What is required
Scan each line of the records for the word "návrh" and extract the ones that have it.

((

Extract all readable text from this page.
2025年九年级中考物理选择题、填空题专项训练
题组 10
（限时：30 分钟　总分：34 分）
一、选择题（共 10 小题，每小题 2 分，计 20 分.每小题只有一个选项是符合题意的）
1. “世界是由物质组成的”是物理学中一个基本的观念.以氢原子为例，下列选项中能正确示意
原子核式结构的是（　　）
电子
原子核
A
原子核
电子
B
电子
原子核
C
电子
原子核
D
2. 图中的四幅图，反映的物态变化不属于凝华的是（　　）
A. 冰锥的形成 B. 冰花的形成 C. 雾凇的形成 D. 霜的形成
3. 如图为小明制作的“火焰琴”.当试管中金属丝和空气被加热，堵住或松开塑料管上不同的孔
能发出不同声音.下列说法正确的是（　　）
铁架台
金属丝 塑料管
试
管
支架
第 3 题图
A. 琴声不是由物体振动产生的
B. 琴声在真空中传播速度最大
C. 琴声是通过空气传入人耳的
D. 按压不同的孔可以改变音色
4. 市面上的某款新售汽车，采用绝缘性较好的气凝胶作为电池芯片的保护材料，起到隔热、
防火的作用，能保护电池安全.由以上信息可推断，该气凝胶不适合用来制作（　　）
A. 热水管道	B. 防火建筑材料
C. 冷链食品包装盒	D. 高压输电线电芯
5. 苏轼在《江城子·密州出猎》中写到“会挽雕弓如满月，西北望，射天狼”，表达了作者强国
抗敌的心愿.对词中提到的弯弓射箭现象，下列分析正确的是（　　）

))
((

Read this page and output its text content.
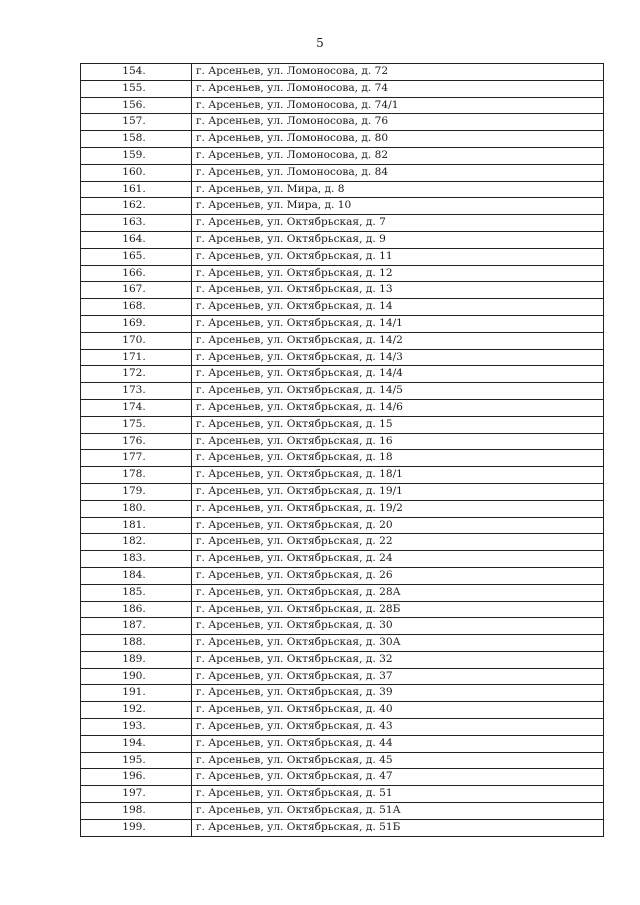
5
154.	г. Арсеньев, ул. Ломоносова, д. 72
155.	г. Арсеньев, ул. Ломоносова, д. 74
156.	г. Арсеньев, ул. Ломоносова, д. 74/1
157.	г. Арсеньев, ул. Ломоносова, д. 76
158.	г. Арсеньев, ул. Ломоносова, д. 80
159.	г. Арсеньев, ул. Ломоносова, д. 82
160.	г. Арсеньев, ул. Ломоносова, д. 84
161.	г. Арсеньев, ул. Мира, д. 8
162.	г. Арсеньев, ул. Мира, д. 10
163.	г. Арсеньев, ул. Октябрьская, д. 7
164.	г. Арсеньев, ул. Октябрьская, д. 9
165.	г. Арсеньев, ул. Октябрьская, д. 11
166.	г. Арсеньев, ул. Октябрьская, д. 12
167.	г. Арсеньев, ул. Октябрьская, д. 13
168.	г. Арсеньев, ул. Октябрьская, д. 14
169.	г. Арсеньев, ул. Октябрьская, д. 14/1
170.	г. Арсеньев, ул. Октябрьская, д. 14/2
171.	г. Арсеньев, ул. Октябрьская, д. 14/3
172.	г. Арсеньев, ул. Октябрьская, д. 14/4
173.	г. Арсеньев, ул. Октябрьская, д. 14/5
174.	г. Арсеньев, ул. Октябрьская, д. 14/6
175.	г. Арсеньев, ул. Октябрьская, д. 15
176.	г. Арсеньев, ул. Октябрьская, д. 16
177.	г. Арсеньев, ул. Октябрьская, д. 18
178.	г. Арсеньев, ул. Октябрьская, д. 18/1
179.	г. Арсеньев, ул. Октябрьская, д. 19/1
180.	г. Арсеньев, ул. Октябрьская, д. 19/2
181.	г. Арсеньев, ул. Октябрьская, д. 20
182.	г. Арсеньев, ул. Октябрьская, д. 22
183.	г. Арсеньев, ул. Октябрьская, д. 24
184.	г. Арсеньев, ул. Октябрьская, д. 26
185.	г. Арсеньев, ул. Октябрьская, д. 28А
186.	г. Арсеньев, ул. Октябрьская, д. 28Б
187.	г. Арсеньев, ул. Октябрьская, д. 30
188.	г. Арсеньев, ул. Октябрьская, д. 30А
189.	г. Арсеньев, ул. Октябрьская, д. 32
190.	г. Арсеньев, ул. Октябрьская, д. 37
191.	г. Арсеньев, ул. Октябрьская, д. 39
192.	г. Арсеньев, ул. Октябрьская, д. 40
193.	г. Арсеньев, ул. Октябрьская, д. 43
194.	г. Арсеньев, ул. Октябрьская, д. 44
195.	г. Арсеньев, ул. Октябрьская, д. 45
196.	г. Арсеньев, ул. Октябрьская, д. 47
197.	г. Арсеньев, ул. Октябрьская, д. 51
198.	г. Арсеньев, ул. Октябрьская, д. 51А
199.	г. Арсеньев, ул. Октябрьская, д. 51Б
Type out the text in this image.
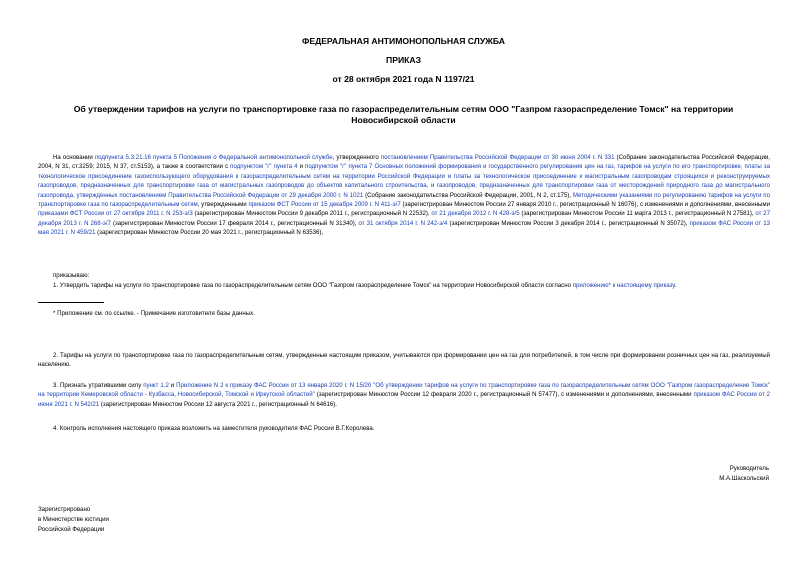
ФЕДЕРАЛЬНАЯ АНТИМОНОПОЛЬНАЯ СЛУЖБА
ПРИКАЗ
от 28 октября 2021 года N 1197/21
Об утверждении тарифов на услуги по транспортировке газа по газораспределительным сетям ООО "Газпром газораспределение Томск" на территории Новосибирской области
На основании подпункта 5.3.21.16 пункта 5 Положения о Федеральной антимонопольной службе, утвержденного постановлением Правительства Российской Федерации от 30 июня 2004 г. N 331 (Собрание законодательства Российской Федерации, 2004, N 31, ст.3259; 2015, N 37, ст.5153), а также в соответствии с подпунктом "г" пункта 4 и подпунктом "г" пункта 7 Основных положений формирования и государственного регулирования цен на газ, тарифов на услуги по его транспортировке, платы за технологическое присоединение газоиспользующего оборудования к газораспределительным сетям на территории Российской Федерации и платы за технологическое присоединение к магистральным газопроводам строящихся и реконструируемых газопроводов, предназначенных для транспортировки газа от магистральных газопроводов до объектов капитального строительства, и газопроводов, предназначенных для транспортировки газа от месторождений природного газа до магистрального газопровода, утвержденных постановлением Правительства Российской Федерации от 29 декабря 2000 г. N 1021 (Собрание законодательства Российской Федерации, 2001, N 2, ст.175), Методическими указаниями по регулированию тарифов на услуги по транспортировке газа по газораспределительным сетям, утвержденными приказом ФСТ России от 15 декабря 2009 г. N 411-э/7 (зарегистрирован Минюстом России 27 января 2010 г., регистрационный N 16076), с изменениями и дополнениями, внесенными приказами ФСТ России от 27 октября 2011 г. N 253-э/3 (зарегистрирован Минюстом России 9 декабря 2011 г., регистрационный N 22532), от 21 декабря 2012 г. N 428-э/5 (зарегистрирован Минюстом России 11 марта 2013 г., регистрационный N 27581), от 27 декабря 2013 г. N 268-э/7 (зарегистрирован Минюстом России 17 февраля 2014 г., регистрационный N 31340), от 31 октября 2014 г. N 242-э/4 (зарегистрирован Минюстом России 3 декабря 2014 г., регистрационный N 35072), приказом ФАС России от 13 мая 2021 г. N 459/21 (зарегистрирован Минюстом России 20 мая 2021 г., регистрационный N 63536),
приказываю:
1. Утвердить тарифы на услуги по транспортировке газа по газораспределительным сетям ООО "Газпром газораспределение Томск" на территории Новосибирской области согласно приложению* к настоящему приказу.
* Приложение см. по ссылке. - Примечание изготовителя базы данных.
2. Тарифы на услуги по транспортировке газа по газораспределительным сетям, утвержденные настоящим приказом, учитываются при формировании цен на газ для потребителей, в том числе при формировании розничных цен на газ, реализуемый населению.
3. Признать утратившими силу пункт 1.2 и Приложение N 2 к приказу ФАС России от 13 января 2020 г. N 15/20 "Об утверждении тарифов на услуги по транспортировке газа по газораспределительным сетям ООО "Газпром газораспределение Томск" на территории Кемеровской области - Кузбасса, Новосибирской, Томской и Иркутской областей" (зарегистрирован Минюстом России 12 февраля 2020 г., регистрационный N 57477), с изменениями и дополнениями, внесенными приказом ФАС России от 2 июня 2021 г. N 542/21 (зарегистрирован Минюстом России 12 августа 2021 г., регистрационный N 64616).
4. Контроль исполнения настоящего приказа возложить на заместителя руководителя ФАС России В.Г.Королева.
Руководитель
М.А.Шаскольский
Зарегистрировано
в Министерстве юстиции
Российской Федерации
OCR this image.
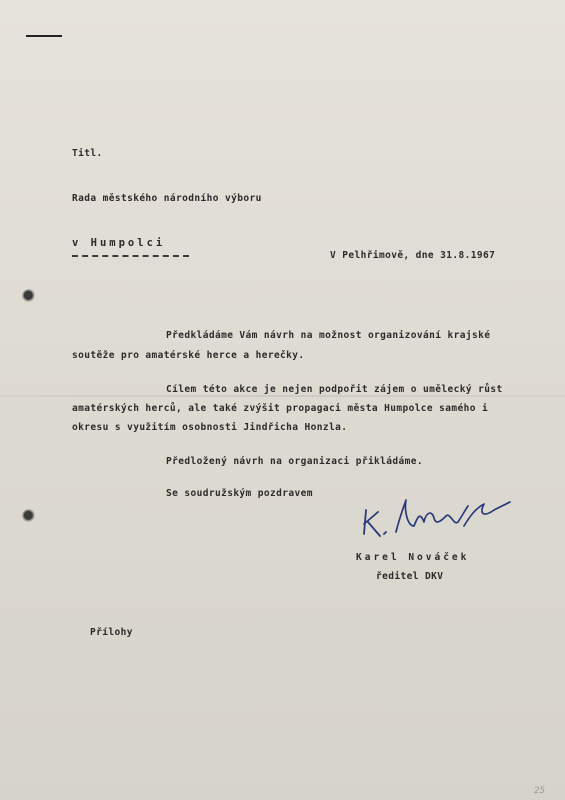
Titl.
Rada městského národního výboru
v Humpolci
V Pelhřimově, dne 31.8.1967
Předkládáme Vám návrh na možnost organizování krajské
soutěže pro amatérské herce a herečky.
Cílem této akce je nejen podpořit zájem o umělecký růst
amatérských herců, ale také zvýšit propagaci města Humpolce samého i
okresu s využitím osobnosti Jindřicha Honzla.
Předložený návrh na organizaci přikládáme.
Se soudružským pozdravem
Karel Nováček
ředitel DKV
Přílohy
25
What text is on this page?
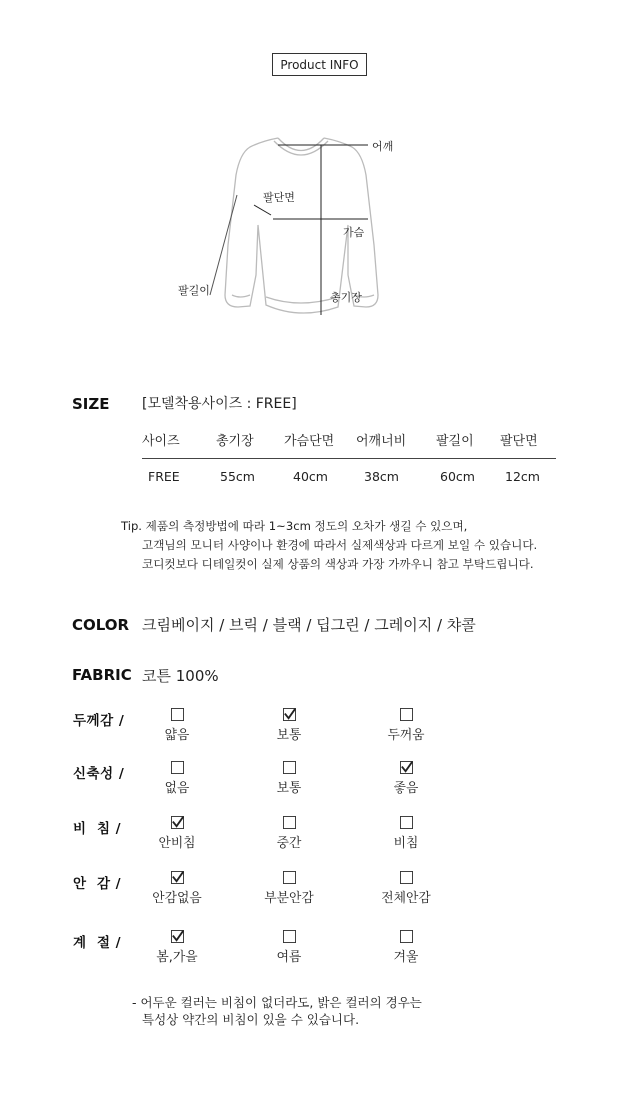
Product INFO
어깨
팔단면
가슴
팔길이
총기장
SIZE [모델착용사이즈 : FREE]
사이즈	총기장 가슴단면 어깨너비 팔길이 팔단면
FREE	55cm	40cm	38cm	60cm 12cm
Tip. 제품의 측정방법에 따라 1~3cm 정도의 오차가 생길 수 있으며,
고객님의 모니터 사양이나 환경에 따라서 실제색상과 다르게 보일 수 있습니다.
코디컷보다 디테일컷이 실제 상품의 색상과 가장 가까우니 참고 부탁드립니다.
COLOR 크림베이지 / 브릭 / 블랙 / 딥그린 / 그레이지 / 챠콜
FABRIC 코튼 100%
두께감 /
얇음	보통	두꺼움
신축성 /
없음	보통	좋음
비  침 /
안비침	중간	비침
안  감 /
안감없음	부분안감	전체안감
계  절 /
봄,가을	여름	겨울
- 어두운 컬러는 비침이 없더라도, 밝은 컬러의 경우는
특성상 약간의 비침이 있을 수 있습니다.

))

Reply
Předkládáme Vám návrh na možnost organizování krajské
Předložený návrh na organizaci přikládáme.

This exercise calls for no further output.